__The exercise__.
Search the entries below. Return every line that has "South" in it.

(Data entries for graphics)
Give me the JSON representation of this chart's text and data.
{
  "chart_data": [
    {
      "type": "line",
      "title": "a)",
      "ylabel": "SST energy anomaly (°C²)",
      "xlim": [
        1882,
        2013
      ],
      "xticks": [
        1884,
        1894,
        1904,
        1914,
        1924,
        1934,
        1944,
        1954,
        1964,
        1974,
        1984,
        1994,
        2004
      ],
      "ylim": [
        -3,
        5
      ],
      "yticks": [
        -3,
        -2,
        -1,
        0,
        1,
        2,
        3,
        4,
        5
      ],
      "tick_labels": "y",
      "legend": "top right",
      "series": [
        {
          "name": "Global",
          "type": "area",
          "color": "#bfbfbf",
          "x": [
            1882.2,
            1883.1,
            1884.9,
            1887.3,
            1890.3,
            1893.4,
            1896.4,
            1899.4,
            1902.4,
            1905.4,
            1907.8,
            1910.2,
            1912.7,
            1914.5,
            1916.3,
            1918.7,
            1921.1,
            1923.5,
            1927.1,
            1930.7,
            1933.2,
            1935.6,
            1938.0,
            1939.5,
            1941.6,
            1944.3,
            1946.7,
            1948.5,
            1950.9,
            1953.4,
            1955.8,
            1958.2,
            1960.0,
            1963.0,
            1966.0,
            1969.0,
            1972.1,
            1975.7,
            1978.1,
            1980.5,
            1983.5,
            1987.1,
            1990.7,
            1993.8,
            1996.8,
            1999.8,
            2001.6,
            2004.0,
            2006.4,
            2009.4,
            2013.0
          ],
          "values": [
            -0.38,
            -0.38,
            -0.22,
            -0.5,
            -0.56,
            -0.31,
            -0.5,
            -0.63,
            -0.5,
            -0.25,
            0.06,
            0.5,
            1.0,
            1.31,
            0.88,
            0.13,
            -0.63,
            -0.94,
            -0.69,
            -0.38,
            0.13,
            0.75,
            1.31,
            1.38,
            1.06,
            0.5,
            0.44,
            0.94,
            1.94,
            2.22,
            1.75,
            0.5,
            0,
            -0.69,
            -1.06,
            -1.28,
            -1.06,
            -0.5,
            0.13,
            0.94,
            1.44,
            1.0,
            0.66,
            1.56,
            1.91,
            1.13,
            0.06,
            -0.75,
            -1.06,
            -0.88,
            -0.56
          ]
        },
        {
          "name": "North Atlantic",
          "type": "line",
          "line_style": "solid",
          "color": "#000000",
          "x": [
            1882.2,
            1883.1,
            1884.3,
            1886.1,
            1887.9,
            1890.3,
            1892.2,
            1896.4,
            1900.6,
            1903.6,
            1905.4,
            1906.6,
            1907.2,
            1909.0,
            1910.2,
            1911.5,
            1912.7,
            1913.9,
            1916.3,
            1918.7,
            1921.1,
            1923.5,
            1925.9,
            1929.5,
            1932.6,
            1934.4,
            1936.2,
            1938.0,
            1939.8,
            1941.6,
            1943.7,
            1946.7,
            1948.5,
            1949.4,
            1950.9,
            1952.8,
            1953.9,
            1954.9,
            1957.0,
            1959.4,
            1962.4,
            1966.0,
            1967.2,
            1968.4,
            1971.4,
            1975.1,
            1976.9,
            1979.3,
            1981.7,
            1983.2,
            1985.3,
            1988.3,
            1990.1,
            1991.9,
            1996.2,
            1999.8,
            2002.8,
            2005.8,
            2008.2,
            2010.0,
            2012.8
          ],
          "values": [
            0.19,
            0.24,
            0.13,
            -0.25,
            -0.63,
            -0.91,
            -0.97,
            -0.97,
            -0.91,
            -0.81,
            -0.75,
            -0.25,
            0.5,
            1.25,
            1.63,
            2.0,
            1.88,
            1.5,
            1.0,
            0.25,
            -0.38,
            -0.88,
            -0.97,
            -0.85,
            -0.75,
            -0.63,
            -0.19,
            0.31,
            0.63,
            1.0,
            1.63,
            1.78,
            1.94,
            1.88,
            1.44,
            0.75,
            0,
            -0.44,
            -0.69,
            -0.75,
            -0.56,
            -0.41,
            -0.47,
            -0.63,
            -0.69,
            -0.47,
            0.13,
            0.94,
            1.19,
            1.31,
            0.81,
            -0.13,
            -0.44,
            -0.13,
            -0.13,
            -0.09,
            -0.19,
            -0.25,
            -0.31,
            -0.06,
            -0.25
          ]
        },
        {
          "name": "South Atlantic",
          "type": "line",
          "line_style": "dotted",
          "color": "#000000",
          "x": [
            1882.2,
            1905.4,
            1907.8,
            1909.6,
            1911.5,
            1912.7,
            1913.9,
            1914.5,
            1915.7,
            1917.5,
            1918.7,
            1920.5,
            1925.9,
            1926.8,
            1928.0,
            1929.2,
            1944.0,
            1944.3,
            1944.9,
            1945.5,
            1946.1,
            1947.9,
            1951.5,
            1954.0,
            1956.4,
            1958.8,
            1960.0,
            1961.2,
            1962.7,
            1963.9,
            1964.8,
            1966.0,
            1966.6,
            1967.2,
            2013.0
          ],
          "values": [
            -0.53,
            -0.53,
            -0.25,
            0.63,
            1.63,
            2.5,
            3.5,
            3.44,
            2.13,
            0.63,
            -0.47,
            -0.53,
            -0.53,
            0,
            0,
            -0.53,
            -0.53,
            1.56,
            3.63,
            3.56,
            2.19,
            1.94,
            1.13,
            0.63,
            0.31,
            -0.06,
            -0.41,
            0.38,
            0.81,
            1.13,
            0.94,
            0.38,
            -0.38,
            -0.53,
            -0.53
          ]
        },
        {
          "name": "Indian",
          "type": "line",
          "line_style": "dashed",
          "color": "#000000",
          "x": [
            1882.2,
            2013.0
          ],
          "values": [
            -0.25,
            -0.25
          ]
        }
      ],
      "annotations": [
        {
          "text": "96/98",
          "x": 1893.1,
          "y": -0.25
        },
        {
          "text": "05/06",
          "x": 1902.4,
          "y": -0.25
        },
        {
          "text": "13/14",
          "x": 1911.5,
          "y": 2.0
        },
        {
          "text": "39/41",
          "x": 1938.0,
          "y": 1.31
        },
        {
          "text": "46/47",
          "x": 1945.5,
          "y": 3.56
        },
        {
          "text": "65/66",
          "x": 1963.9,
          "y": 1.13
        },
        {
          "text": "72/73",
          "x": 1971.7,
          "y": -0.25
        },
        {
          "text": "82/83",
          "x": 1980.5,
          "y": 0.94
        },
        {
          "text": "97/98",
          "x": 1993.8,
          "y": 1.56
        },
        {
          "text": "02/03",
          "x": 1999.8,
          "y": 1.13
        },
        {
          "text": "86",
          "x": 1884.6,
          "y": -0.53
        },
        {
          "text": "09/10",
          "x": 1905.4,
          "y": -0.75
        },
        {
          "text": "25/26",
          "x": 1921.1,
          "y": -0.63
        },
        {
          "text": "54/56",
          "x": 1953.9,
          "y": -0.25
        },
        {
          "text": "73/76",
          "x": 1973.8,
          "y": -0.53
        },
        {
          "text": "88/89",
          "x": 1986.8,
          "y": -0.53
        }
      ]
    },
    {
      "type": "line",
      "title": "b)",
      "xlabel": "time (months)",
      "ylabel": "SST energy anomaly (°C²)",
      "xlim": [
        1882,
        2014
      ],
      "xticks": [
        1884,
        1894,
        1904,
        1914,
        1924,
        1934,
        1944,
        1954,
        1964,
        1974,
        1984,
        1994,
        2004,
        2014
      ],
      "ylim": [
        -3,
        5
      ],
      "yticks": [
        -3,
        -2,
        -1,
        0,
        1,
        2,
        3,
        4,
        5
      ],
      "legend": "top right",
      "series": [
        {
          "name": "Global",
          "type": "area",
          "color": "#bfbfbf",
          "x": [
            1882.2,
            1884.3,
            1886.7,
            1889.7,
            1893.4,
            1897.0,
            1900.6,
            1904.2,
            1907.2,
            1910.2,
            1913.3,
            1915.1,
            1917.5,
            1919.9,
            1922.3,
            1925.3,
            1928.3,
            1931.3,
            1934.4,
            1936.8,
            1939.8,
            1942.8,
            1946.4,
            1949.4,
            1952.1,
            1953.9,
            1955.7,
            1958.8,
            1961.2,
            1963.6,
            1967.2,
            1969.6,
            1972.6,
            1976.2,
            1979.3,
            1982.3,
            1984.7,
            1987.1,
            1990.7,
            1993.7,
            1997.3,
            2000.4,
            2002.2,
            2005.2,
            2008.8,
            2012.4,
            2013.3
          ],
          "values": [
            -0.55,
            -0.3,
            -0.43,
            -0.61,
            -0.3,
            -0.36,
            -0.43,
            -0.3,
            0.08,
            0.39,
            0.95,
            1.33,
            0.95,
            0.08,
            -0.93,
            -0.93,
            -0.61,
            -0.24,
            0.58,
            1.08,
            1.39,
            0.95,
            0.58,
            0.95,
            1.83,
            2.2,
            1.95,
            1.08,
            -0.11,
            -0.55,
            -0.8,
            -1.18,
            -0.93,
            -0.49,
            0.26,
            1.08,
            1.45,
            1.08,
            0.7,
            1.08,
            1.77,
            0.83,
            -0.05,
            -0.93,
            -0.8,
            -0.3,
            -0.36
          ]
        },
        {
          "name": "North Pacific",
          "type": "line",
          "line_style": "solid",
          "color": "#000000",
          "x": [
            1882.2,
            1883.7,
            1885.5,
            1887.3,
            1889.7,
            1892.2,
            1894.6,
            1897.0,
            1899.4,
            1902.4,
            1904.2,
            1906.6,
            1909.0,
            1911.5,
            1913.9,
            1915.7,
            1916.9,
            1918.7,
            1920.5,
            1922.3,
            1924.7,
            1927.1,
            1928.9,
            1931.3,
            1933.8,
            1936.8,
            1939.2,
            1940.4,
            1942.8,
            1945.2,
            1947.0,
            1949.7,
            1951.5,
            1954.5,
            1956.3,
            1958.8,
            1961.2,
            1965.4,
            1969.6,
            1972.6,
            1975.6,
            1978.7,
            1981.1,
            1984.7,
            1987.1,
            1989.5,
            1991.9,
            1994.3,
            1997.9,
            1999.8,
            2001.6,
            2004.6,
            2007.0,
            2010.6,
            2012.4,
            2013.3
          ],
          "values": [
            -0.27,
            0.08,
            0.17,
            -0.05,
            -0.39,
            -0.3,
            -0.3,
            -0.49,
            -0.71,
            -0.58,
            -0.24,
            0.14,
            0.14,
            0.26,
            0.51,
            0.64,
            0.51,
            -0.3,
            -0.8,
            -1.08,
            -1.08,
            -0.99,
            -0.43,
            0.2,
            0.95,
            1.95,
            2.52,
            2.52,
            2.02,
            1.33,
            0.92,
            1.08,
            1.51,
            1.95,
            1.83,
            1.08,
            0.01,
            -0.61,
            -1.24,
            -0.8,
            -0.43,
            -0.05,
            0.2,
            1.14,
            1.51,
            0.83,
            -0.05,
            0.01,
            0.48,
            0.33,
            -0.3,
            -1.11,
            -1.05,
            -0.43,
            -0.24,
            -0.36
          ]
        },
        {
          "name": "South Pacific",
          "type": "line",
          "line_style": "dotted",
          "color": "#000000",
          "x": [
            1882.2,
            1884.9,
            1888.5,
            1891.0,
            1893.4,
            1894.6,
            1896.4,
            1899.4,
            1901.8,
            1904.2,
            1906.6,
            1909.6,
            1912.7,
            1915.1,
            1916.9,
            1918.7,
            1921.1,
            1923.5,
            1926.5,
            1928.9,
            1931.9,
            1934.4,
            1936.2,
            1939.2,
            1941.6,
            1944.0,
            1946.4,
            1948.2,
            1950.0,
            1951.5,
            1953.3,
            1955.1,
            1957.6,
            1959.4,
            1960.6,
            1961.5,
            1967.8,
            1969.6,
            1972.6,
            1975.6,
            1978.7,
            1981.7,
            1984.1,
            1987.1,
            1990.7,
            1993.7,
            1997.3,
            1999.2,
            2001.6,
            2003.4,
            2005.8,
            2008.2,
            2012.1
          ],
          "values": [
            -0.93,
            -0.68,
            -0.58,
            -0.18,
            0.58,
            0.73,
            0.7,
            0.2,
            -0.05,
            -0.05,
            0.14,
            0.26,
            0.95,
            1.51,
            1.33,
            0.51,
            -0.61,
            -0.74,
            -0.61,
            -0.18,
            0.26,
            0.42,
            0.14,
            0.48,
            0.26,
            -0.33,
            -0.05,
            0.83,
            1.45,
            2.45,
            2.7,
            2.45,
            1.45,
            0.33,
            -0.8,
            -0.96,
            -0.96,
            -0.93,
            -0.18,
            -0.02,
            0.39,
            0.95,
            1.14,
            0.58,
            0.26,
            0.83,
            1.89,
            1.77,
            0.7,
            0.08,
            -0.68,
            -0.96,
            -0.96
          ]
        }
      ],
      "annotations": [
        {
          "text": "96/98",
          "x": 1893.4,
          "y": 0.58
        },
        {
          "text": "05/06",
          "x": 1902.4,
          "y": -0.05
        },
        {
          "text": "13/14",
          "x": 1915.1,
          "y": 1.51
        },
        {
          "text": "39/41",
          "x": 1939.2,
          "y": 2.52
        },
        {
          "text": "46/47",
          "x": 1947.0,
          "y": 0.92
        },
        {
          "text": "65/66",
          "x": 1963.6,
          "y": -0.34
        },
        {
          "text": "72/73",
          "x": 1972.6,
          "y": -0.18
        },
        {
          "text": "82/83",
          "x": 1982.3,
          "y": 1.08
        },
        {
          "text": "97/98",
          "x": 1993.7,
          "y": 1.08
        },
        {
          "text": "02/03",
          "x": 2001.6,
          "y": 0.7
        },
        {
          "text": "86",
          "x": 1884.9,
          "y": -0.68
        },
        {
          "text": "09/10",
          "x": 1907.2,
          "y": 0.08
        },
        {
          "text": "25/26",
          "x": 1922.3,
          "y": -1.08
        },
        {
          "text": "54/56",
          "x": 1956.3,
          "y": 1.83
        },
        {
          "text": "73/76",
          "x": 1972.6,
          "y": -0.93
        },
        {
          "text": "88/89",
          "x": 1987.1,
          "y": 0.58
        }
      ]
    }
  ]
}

__The completed task__.
          "name": "South Atlantic",
          "name": "South Pacific",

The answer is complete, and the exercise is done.